[Dataset rows about figures]

====

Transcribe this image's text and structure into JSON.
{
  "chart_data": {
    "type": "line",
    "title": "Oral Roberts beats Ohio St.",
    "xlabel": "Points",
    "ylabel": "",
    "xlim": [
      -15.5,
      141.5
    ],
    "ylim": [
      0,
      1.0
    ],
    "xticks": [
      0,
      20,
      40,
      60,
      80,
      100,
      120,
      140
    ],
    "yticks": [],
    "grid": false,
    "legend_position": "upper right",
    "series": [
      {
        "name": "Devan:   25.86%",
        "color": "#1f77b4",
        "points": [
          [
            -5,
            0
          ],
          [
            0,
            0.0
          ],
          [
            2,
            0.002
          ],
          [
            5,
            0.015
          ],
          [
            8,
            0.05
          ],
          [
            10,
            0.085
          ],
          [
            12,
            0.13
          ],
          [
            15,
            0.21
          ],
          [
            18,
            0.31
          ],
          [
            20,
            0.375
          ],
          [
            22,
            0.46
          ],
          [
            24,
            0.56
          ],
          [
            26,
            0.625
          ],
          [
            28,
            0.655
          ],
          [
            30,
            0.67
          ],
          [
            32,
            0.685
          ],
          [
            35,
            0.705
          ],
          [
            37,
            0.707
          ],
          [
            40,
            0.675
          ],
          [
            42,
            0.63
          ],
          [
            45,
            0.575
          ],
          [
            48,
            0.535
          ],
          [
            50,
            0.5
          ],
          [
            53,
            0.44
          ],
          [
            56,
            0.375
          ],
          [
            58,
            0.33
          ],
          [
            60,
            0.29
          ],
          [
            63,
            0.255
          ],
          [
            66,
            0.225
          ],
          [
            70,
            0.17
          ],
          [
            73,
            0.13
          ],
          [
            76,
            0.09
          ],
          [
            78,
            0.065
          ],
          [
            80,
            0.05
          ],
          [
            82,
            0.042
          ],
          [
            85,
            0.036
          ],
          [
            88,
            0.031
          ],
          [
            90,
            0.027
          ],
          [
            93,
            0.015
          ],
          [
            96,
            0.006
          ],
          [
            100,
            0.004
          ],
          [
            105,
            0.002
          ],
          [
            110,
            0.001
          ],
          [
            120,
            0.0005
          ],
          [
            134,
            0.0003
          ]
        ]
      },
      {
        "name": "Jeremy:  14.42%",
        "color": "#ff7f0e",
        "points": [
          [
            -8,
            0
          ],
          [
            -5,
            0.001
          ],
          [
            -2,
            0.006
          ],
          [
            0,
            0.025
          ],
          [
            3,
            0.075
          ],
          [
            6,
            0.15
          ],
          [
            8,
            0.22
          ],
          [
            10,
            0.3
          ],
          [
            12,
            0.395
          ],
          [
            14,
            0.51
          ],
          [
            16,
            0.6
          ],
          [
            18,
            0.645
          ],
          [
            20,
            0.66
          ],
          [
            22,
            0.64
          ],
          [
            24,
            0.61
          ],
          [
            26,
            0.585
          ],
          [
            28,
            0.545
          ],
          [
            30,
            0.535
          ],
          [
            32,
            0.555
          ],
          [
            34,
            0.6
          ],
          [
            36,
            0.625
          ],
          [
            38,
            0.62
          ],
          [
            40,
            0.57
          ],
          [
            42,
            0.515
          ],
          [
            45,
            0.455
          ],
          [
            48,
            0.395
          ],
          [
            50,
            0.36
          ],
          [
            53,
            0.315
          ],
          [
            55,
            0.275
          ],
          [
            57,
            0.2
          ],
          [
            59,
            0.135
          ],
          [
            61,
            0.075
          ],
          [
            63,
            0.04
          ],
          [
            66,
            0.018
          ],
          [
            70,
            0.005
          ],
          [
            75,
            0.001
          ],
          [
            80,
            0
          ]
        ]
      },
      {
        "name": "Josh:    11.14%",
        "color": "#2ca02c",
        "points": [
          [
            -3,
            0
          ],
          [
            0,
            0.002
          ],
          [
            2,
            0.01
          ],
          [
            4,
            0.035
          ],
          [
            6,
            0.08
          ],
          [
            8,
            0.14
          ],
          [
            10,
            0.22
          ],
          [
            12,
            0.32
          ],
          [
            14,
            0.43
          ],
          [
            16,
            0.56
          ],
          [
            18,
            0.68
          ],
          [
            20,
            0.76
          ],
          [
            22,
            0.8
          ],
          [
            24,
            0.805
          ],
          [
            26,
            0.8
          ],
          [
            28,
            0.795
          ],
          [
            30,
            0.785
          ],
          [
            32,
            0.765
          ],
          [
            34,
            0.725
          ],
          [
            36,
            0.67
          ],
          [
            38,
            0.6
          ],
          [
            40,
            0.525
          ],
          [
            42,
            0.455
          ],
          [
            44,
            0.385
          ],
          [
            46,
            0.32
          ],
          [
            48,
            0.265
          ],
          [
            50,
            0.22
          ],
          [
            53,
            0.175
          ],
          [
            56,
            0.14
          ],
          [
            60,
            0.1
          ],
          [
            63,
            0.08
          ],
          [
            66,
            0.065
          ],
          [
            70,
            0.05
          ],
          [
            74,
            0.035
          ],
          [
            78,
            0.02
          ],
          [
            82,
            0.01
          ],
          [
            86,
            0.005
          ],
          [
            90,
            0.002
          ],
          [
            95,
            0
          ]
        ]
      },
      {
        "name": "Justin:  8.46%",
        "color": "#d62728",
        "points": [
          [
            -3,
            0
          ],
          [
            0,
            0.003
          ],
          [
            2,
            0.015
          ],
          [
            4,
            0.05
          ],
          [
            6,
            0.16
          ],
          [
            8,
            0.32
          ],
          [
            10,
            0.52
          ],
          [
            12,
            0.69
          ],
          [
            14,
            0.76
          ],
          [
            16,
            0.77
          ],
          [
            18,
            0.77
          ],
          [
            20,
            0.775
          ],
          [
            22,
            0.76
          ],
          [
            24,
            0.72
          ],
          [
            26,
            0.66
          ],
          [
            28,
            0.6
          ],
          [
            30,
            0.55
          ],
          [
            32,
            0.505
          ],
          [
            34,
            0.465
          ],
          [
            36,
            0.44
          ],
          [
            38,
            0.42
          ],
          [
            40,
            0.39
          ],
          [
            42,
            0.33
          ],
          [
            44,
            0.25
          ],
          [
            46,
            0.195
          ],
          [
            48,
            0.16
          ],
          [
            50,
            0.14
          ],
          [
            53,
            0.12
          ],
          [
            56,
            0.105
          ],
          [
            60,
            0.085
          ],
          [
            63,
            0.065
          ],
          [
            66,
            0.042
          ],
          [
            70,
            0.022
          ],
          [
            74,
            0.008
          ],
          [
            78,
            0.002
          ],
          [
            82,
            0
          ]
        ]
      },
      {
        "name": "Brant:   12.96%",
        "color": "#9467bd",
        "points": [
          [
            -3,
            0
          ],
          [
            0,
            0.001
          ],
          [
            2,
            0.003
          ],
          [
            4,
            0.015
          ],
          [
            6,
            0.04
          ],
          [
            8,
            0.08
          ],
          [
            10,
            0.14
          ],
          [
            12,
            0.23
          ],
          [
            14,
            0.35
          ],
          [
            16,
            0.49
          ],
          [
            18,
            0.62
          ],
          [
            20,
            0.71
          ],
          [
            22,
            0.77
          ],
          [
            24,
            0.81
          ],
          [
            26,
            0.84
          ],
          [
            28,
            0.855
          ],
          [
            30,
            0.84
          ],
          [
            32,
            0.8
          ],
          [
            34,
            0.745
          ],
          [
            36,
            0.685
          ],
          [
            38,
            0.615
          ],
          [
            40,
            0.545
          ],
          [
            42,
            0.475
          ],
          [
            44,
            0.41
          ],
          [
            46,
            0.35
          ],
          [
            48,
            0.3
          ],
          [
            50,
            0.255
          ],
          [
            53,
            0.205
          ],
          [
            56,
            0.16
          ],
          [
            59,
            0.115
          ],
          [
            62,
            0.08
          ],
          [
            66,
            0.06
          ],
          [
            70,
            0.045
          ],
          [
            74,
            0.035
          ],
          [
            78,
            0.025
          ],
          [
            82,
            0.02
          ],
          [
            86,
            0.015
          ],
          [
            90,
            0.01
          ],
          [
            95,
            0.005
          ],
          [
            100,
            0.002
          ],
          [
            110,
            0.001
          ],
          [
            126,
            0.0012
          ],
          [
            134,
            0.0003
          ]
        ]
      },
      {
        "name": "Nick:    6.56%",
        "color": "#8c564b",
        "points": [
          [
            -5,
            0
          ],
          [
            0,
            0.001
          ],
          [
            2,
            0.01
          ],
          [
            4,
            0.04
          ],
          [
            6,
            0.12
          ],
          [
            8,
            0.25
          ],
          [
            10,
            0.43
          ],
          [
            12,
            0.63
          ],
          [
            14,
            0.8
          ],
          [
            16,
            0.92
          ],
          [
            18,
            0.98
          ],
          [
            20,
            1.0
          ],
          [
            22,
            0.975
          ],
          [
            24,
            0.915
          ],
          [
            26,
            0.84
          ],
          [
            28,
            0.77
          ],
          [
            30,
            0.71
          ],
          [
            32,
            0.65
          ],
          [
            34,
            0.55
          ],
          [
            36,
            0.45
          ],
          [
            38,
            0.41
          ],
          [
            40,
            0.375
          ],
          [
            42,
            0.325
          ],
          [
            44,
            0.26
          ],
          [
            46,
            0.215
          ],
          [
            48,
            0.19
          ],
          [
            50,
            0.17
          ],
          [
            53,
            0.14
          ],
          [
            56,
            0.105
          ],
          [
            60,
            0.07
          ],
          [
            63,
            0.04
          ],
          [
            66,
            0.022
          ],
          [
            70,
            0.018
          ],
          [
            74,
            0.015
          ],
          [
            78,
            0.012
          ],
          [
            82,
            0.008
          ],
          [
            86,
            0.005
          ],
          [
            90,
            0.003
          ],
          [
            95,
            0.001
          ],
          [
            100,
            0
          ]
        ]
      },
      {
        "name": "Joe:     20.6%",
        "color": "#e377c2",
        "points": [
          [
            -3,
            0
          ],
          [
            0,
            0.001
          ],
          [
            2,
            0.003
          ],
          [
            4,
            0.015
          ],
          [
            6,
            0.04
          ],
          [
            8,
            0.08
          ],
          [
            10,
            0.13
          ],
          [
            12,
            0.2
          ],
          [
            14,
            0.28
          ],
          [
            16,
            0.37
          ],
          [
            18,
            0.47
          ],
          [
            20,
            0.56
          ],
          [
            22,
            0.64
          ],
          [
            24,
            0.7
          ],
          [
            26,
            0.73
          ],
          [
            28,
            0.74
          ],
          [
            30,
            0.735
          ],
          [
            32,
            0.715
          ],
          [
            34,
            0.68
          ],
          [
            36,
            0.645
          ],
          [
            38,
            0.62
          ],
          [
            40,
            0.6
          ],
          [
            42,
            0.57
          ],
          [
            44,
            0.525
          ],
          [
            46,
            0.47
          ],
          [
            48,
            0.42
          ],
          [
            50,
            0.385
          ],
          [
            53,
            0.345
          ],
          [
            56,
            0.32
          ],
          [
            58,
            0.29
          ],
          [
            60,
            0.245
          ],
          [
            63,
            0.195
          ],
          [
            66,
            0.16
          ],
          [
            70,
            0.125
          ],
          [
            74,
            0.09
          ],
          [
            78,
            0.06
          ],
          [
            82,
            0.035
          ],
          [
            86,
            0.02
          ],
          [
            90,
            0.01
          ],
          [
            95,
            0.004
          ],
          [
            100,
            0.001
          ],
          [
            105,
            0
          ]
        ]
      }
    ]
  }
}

====

▸ **PROBLEM**: Scan the entries above for the word "color" and collect each line holding it.

▸ **EXERCISE SOLUTION**:
        "color": "#1f77b4",
        "color": "#ff7f0e",
        "color": "#2ca02c",
        "color": "#d62728",
        "color": "#9467bd",
        "color": "#8c564b",
        "color": "#e377c2",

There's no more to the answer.